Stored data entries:

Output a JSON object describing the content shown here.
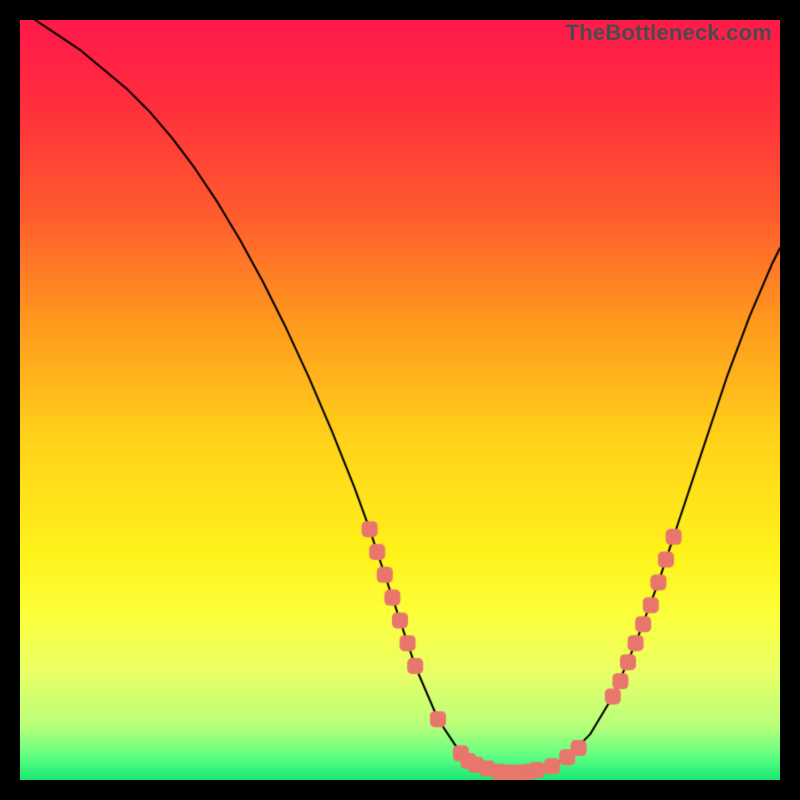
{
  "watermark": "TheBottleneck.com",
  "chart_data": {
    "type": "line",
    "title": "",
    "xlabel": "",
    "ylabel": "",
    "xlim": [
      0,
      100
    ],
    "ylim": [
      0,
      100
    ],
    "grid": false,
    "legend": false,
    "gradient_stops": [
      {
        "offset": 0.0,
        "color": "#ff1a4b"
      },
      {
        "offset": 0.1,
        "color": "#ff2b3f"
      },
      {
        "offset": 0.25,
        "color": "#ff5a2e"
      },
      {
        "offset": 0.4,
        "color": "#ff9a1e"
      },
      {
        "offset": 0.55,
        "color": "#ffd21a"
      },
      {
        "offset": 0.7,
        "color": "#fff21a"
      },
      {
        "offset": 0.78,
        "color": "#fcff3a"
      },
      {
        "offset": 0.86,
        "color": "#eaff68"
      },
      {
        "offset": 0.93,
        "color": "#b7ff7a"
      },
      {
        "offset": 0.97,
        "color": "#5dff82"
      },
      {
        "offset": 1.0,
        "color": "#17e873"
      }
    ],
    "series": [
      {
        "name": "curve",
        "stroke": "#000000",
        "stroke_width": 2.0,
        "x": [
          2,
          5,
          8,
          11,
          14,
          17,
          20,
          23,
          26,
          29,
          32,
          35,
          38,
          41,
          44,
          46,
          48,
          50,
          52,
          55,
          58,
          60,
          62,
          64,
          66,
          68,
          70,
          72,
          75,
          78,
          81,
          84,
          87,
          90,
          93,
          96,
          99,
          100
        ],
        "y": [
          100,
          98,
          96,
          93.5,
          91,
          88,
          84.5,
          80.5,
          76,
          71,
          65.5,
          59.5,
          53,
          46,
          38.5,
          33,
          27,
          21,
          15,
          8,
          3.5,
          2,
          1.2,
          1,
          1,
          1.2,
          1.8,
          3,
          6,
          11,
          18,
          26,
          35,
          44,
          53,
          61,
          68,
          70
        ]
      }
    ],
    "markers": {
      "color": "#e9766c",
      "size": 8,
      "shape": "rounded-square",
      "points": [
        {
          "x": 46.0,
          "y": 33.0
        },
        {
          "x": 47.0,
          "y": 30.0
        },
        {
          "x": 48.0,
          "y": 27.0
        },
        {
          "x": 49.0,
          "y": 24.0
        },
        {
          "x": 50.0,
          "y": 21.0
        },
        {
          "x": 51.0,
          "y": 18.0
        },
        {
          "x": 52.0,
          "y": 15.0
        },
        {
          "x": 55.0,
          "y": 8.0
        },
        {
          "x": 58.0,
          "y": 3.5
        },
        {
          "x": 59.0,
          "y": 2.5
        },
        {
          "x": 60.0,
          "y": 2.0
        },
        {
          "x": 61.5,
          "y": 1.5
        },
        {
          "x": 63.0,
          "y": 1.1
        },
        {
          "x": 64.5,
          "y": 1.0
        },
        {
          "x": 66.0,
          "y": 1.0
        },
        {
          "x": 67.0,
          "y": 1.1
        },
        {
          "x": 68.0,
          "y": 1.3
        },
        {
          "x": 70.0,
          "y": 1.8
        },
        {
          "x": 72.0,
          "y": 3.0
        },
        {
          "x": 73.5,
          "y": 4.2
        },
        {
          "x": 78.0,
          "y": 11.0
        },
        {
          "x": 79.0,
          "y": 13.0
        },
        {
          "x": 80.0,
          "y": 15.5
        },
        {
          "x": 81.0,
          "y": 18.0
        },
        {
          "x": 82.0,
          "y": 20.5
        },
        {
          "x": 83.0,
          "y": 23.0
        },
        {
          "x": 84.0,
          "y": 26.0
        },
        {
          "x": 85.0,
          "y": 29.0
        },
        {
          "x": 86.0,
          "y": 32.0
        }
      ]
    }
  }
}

* * *

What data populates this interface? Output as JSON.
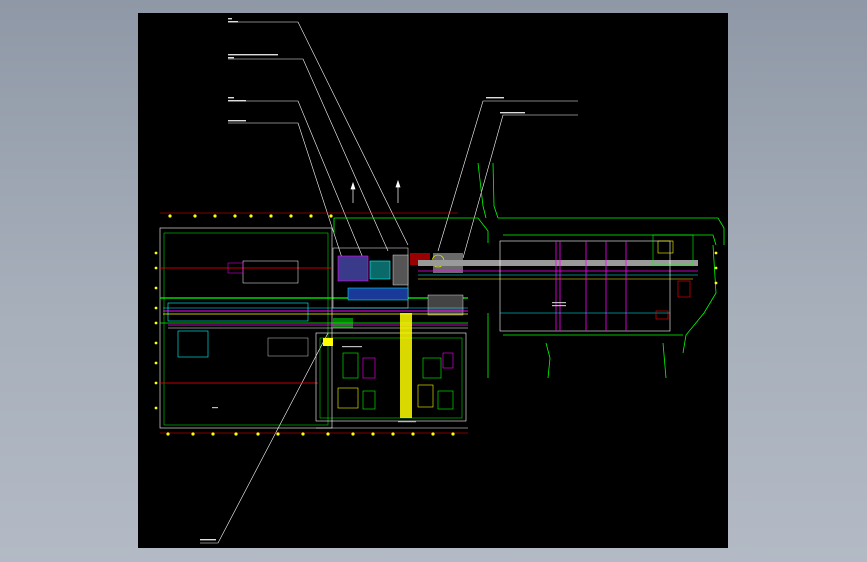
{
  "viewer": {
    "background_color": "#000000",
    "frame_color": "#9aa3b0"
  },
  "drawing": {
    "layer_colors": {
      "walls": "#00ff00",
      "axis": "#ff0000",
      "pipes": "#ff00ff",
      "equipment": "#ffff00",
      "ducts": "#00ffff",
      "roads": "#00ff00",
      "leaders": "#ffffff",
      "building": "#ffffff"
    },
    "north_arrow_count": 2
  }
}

* * *

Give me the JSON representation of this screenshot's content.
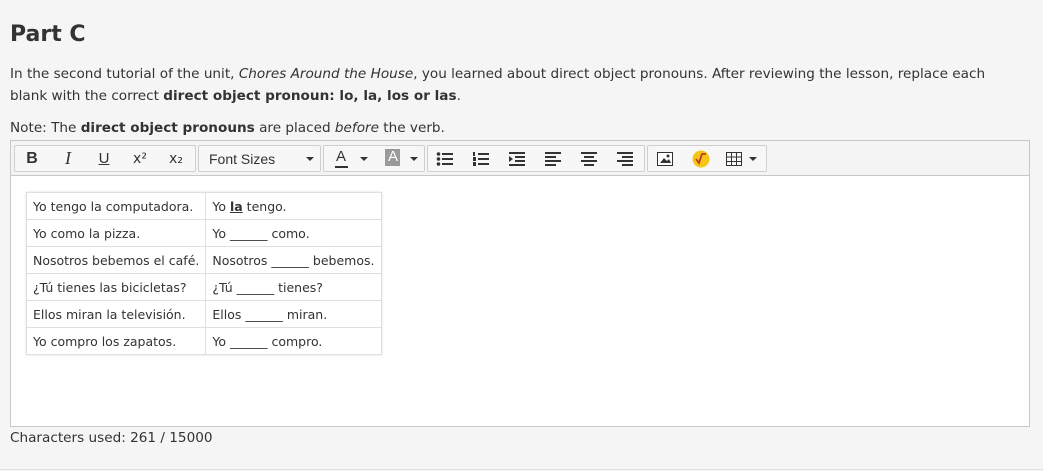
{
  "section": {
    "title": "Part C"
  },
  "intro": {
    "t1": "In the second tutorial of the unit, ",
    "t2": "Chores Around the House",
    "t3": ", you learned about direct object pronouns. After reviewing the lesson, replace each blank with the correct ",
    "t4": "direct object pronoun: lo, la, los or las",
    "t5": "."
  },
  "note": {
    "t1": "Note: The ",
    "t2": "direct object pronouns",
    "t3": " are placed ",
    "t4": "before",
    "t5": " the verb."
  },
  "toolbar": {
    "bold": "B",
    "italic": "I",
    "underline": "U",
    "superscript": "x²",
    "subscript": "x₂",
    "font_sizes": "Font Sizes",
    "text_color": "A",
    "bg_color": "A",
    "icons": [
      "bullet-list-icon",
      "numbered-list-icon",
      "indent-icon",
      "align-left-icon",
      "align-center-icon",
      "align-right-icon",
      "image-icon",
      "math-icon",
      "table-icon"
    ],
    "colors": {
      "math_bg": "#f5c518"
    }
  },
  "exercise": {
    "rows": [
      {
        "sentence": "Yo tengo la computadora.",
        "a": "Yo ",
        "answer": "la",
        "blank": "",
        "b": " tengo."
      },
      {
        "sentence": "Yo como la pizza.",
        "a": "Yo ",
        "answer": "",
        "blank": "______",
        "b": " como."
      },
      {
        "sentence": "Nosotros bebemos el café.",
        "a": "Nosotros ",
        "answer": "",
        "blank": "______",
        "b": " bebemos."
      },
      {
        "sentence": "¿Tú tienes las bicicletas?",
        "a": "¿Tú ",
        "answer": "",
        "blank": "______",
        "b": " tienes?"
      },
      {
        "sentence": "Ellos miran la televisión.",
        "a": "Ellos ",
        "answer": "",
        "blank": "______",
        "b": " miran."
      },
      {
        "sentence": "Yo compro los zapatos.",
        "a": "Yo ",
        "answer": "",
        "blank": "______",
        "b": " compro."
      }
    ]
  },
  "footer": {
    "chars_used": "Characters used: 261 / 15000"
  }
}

→ Given task
Indicate how many lines of the material include the word "direct"; the number alone is required.

→ Solved problem
3